──────── TASK DATA ────────

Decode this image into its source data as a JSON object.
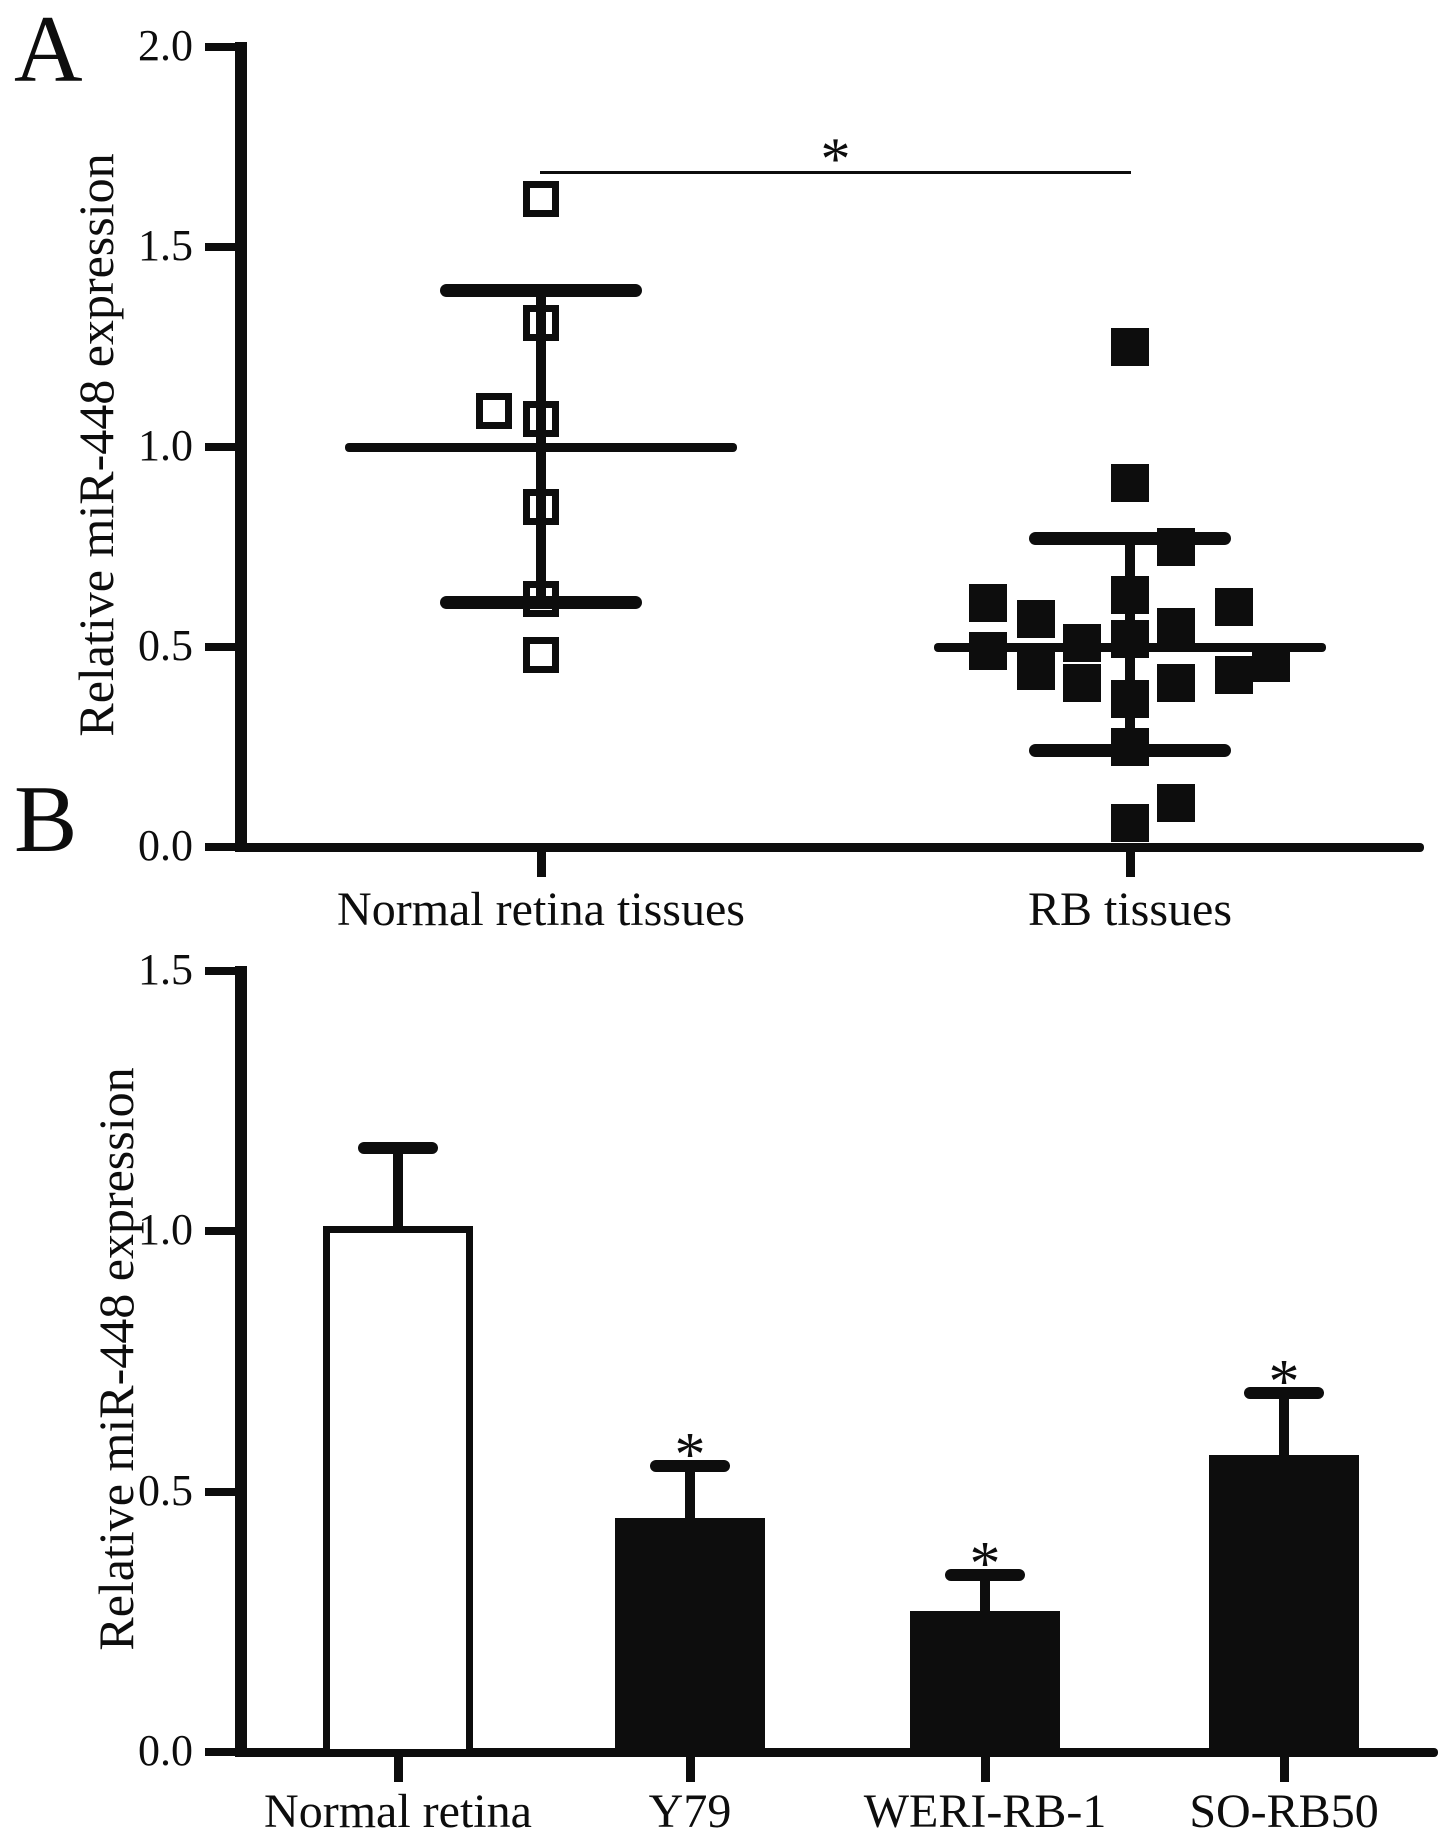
{
  "panel_labels": [
    "A",
    "B"
  ],
  "colors": {
    "ink": "#0d0d0d",
    "background": "#ffffff"
  },
  "chart_data": [
    {
      "panel": "A",
      "type": "scatter",
      "title": "",
      "xlabel": "",
      "ylabel": "Relative miR-448 expression",
      "ylim": [
        0.0,
        2.0
      ],
      "yticks": [
        2.0,
        1.5,
        1.0,
        0.5,
        0.0
      ],
      "ytick_labels": [
        "2.0",
        "1.5",
        "1.0",
        "0.5",
        "0.0"
      ],
      "categories": [
        "Normal retina tissues",
        "RB tissues"
      ],
      "grid": false,
      "legend": "none",
      "groups": [
        {
          "label": "Normal retina tissues",
          "marker": "open-square",
          "mean": 1.0,
          "sd_upper": 1.39,
          "sd_lower": 0.61,
          "points": [
            {
              "value": 1.62,
              "dx": 0
            },
            {
              "value": 1.31,
              "dx": 0
            },
            {
              "value": 1.09,
              "dx": -47
            },
            {
              "value": 1.07,
              "dx": 0
            },
            {
              "value": 0.85,
              "dx": 0
            },
            {
              "value": 0.62,
              "dx": 0
            },
            {
              "value": 0.48,
              "dx": 0
            }
          ]
        },
        {
          "label": "RB tissues",
          "marker": "filled-square",
          "mean": 0.5,
          "sd_upper": 0.77,
          "sd_lower": 0.24,
          "points": [
            {
              "value": 1.25,
              "dx": 0
            },
            {
              "value": 0.91,
              "dx": 0
            },
            {
              "value": 0.75,
              "dx": 46
            },
            {
              "value": 0.63,
              "dx": 0
            },
            {
              "value": 0.61,
              "dx": -142
            },
            {
              "value": 0.6,
              "dx": 104
            },
            {
              "value": 0.57,
              "dx": -94
            },
            {
              "value": 0.55,
              "dx": 46
            },
            {
              "value": 0.52,
              "dx": 0
            },
            {
              "value": 0.51,
              "dx": -48
            },
            {
              "value": 0.49,
              "dx": -142
            },
            {
              "value": 0.46,
              "dx": 141
            },
            {
              "value": 0.44,
              "dx": -94
            },
            {
              "value": 0.43,
              "dx": 104
            },
            {
              "value": 0.41,
              "dx": -48
            },
            {
              "value": 0.41,
              "dx": 46
            },
            {
              "value": 0.37,
              "dx": 0
            },
            {
              "value": 0.25,
              "dx": 0
            },
            {
              "value": 0.11,
              "dx": 46
            },
            {
              "value": 0.06,
              "dx": 0
            }
          ]
        }
      ],
      "significance": {
        "label": "*",
        "bar_level": 1.69,
        "between": [
          "Normal retina tissues",
          "RB tissues"
        ]
      }
    },
    {
      "panel": "B",
      "type": "bar",
      "title": "",
      "xlabel": "",
      "ylabel": "Relative miR-448 expression",
      "ylim": [
        0.0,
        1.5
      ],
      "yticks": [
        1.5,
        1.0,
        0.5,
        0.0
      ],
      "ytick_labels": [
        "1.5",
        "1.0",
        "0.5",
        "0.0"
      ],
      "categories": [
        "Normal retina",
        "Y79",
        "WERI-RB-1",
        "SO-RB50"
      ],
      "values": [
        1.01,
        0.45,
        0.27,
        0.57
      ],
      "errors_upper": [
        0.15,
        0.1,
        0.07,
        0.12
      ],
      "bar_fills": [
        "#ffffff",
        "#0d0d0d",
        "#0d0d0d",
        "#0d0d0d"
      ],
      "significance_labels": [
        "",
        "*",
        "*",
        "*"
      ],
      "grid": false,
      "legend": "none"
    }
  ]
}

────────

• **INSTRUCTIONS FOR THE TASK**
State only the count of lines above that hold the string "marker".

• **OUTPUT FOR THIS EXERCISE**
2